> [Problem set]:
(a) Please return the passage about the squirrel word for word, in full.
(b) In the rows, begin at the line that has "x-tick-label: Mar [308, 611, 331, 625]" and stop after the line that has "y-tick-label: 1,500 [27, 491, 61, 505]". Write out only those lines, substituting "rise-bar" for "increase-bar" and changing nothing else.

START Passage

I went back to the dying squirrel and watched as he took his last two breaths. I kept telling him, “I’m so sorry. I’m so sorry. He didn’t mean it. He didn’t mean it.” I was instantly caught in an internal struggle. I knew that TBone had been bred to be a hunter. No one had taught him how to go after prey like that. He knew how to do it in every fiber of his body. And the truth is, he had done a good job of it. In all the five years of his life, this was the first time he had ever caught a squirrel. He had chased countless of them, but the tree squirrels have always been too fast for him. This time, this shy one never looked up. He didn’t even hear us come out onto the porch. He had been so unsuspecting. I knew that TBone was not being bad. He’s a really friendly dog. He was not attacking out of anger or meanness. He was being himself. He was being true to his nature, but at the same time, I really like those shy, little rock squirrels. Whenever I happen to see one tentatively poke his nose through the fence, my heart gets happy. I feel so lucky to be there with one of them. It’s such a rare occasion.

After I stroked the rock squirrel’s fur, I went out to the garage and got a couple of plastic bags and a shovel. I carefully placed him in a bag, then went out the back gate, dug him a shallow grave and covered it with dry leaves. I would let Nature take it from there. I went back inside and sat with TBone, talking with him softly to let him know that I understood. I understood him but the truth is, I was left bewildered.

END Passage
START Provided entries

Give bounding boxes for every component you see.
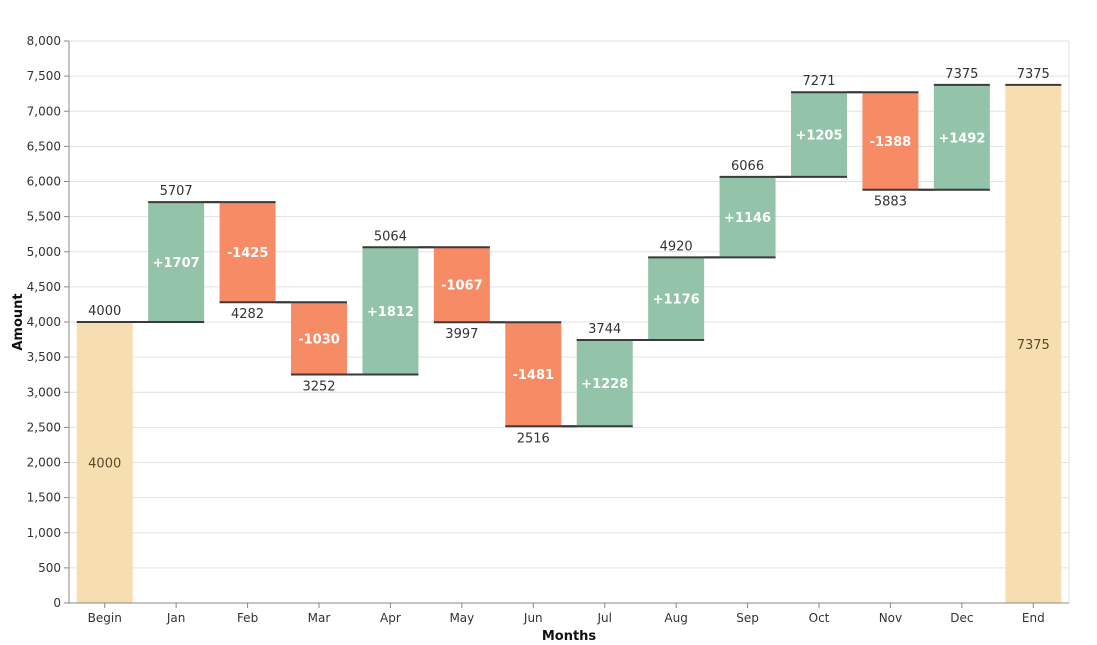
x-tick-label: Mar [308, 611, 331, 625]
bar-end-label: 3252 [302, 380, 335, 395]
increase-bar [648, 257, 705, 340]
y-tick-label: 3,500 [27, 350, 61, 364]
x-tick-label: Dec [950, 611, 973, 625]
gridlines [69, 40, 1070, 603]
x-tick-label: Jan [166, 611, 186, 625]
bar-delta-label: +1176 [653, 293, 700, 308]
bar-end-label: 4920 [660, 239, 693, 254]
x-tick-label: End [1022, 611, 1045, 625]
decrease-bar [291, 302, 347, 375]
y-tick-label: 4,000 [27, 315, 61, 329]
x-tick-label: Sep [736, 611, 759, 625]
y-tick-label: 3,000 [27, 385, 61, 399]
bars: 4000 4000 +1707 5707 -1425 4282 -1030 3252 +1812… [76, 67, 1062, 603]
y-tick-label: 7,500 [27, 69, 61, 83]
x-tick-label: Begin [88, 611, 122, 625]
bar-delta-label: +1812 [367, 305, 414, 320]
x-tick-label: May [449, 611, 474, 625]
y-tick-label: 6,500 [27, 139, 61, 153]
increase-bar [576, 339, 633, 427]
bar-delta-label: -1030 [298, 332, 340, 347]
y-tick-label: 4,500 [27, 280, 61, 294]
y-tick-label: 2,000 [27, 456, 61, 470]
y-tick-label: 6,000 [27, 175, 61, 189]
y-tick-label: 1,000 [27, 526, 61, 540]
bar-top-label: 4000 [88, 304, 121, 319]
bar-end-label: 3997 [445, 327, 478, 342]
bar-delta-label: +1492 [938, 131, 985, 146]
bar-delta-label: +1146 [724, 211, 771, 226]
bar-delta-label: +1228 [581, 377, 628, 392]
x-axis-title: Months [542, 629, 597, 644]
y-tick-label: 1,500 [27, 491, 61, 505]
increase-bar [933, 84, 990, 190]
bar-end-label: 4282 [231, 307, 264, 322]
total-bar [76, 322, 133, 603]
increase-bar [148, 202, 205, 322]
bar-end-label: 7375 [945, 67, 978, 82]
increase-bar [362, 247, 419, 375]
y-tick-label: 7,000 [27, 104, 61, 118]
bar-end-label: 2516 [517, 431, 550, 446]
bar-delta-label: -1388 [870, 135, 912, 150]
y-tick-label: 500 [38, 561, 61, 575]
decrease-bar [505, 322, 562, 427]
x-tick-label: Oct [809, 611, 830, 625]
bar-value-label: 7375 [1017, 338, 1050, 353]
bar-end-label: 6066 [731, 159, 764, 174]
bar-end-label: 5883 [874, 195, 907, 210]
x-tick-label: Apr [380, 611, 401, 625]
bar-value-label: 4000 [88, 457, 121, 472]
y-tick-label: 5,000 [27, 245, 61, 259]
bar-end-label: 3744 [588, 322, 621, 337]
y-tick-label: 5,500 [27, 210, 61, 224]
decrease-bar [862, 92, 919, 190]
decrease-bar [219, 202, 276, 303]
bar-end-label: 7271 [802, 74, 835, 89]
bar-delta-label: +1707 [153, 256, 200, 271]
bar-delta-label: -1425 [227, 246, 269, 261]
bar-delta-label: +1205 [795, 129, 842, 144]
x-tick-label: Jun [523, 611, 543, 625]
y-tick-label: 8,000 [27, 34, 61, 48]
bar-end-label: 5064 [374, 229, 407, 244]
y-tick-label: 2,500 [27, 420, 61, 434]
increase-bar [791, 92, 847, 177]
x-tick-label: Nov [879, 611, 902, 625]
bar-end-label: 5707 [160, 184, 193, 199]
increase-bar [719, 176, 776, 258]
y-tick-label: 0 [53, 596, 61, 610]
x-tick-label: Jul [596, 611, 611, 625]
bar-top-label: 7375 [1017, 67, 1050, 82]
bar-delta-label: -1067 [441, 279, 483, 294]
x-tick-label: Aug [664, 611, 687, 625]
decrease-bar [433, 247, 490, 323]
y-axis-title: Amount [11, 293, 26, 350]
total-bar [1005, 84, 1062, 603]
bar-delta-label: -1481 [512, 368, 554, 383]
x-tick-label: Feb [237, 611, 258, 625]
axes: 0 500 1,000 1,500 2,000 2,500 3,000 3,500 4,000 4… [27, 34, 1069, 625]
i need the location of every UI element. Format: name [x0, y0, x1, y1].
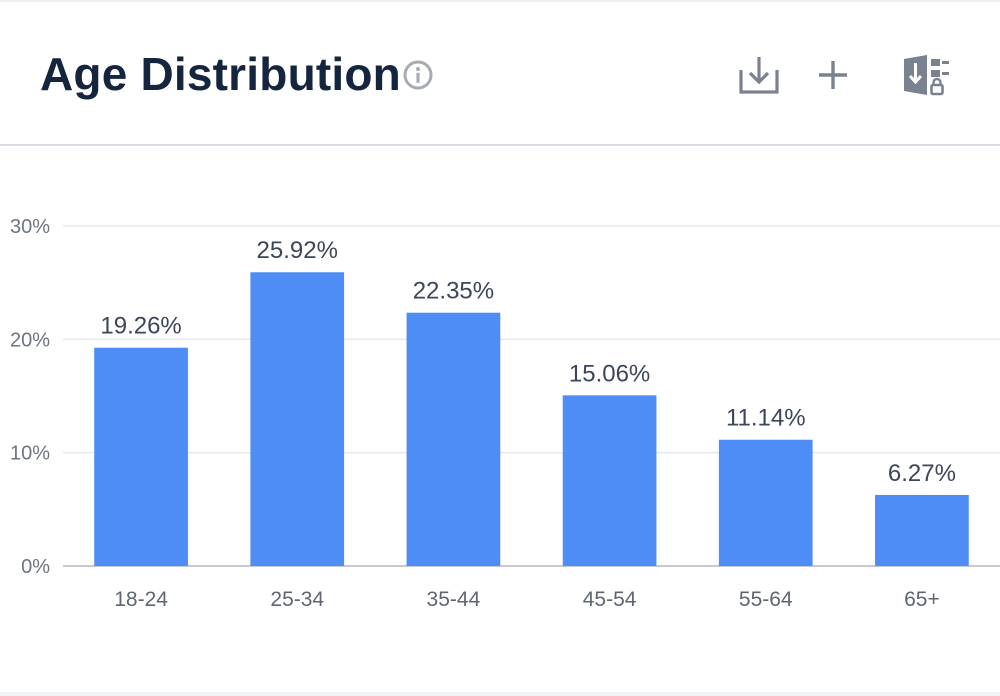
x-tick-label: 55-64 — [739, 588, 793, 611]
x-tick-label: 65+ — [904, 588, 940, 611]
y-tick-label: 10% — [10, 443, 50, 465]
bar — [94, 347, 188, 566]
add-button[interactable] — [810, 52, 856, 98]
excel-export-icon — [904, 55, 949, 96]
bar — [250, 272, 345, 566]
download-button[interactable] — [736, 52, 782, 98]
x-tick-label: 45-54 — [583, 588, 637, 611]
data-label: 11.14% — [726, 405, 806, 432]
card-header: Age Distribution — [0, 2, 1000, 146]
bar — [406, 312, 501, 566]
page-title: Age Distribution — [40, 48, 401, 100]
data-label: 6.27% — [888, 460, 956, 487]
bar — [875, 494, 969, 566]
x-tick-label: 25-34 — [270, 588, 324, 611]
x-tick-label: 35-44 — [427, 588, 481, 611]
bar — [718, 439, 813, 566]
data-label: 25.92% — [257, 237, 338, 264]
plus-icon — [819, 61, 847, 89]
data-label: 19.26% — [100, 313, 181, 340]
y-tick-label: 20% — [10, 329, 50, 351]
download-icon — [739, 57, 779, 94]
x-tick-label: 18-24 — [114, 588, 168, 611]
y-tick-label: 0% — [21, 556, 50, 578]
y-tick-label: 30% — [10, 216, 50, 238]
data-label: 22.35% — [413, 278, 494, 305]
bar — [562, 395, 657, 566]
excel-export-button[interactable] — [902, 52, 950, 98]
data-label: 15.06% — [569, 360, 650, 387]
info-icon[interactable] — [402, 59, 434, 91]
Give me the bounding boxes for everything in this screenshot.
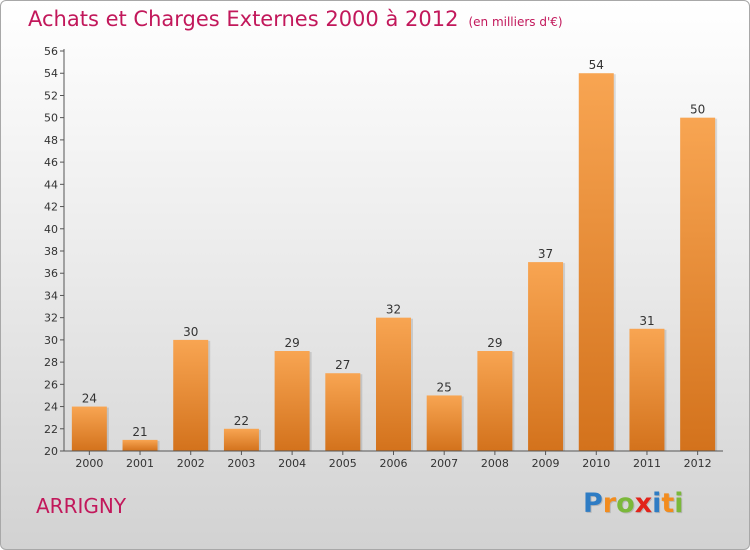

END Provided entries

> [Outputs in order]:
(a)
I went back to the dying squirrel and watched as he took his last two breaths. I kept telling him, “I’m so sorry. I’m so sorry. He didn’t mean it. He didn’t mean it.” I was instantly caught in an internal struggle. I knew that TBone had been bred to be a hunter. No one had taught him how to go after prey like that. He knew how to do it in every fiber of his body. And the truth is, he had done a good job of it. In all the five years of his life, this was the first time he had ever caught a squirrel. He had chased countless of them, but the tree squirrels have always been too fast for him. This time, this shy one never looked up. He didn’t even hear us come out onto the porch. He had been so unsuspecting. I knew that TBone was not being bad. He’s a really friendly dog. He was not attacking out of anger or meanness. He was being himself. He was being true to his nature, but at the same time, I really like those shy, little rock squirrels. Whenever I happen to see one tentatively poke his nose through the fence, my heart gets happy. I feel so lucky to be there with one of them. It’s such a rare occasion.

After I stroked the rock squirrel’s fur, I went out to the garage and got a couple of plastic bags and a shovel. I carefully placed him in a bag, then went out the back gate, dug him a shallow grave and covered it with dry leaves. I would let Nature take it from there. I went back inside and sat with TBone, talking with him softly to let him know that I understood. I understood him but the truth is, I was left bewildered.

(b)
x-tick-label: Mar [308, 611, 331, 625]
bar-end-label: 3252 [302, 380, 335, 395]
rise-bar [648, 257, 705, 340]
y-tick-label: 3,500 [27, 350, 61, 364]
x-tick-label: Dec [950, 611, 973, 625]
gridlines [69, 40, 1070, 603]
x-tick-label: Jan [166, 611, 186, 625]
bar-delta-label: +1176 [653, 293, 700, 308]
bar-end-label: 4920 [660, 239, 693, 254]
x-tick-label: End [1022, 611, 1045, 625]
decrease-bar [291, 302, 347, 375]
y-tick-label: 4,000 [27, 315, 61, 329]
x-tick-label: Sep [736, 611, 759, 625]
y-tick-label: 3,000 [27, 385, 61, 399]
bars: 4000 4000 +1707 5707 -1425 4282 -1030 3252 +1812… [76, 67, 1062, 603]
y-tick-label: 7,500 [27, 69, 61, 83]
x-tick-label: Begin [88, 611, 122, 625]
bar-delta-label: +1812 [367, 305, 414, 320]
x-tick-label: May [449, 611, 474, 625]
y-tick-label: 6,500 [27, 139, 61, 153]
rise-bar [576, 339, 633, 427]
bar-delta-label: -1030 [298, 332, 340, 347]
y-tick-label: 4,500 [27, 280, 61, 294]
y-tick-label: 2,000 [27, 456, 61, 470]
y-tick-label: 6,000 [27, 175, 61, 189]
y-tick-label: 1,000 [27, 526, 61, 540]
bar-top-label: 4000 [88, 304, 121, 319]
bar-end-label: 3997 [445, 327, 478, 342]
bar-delta-label: +1492 [938, 131, 985, 146]
bar-delta-label: +1146 [724, 211, 771, 226]
bar-delta-label: +1228 [581, 377, 628, 392]
x-axis-title: Months [542, 629, 597, 644]
y-tick-label: 1,500 [27, 491, 61, 505]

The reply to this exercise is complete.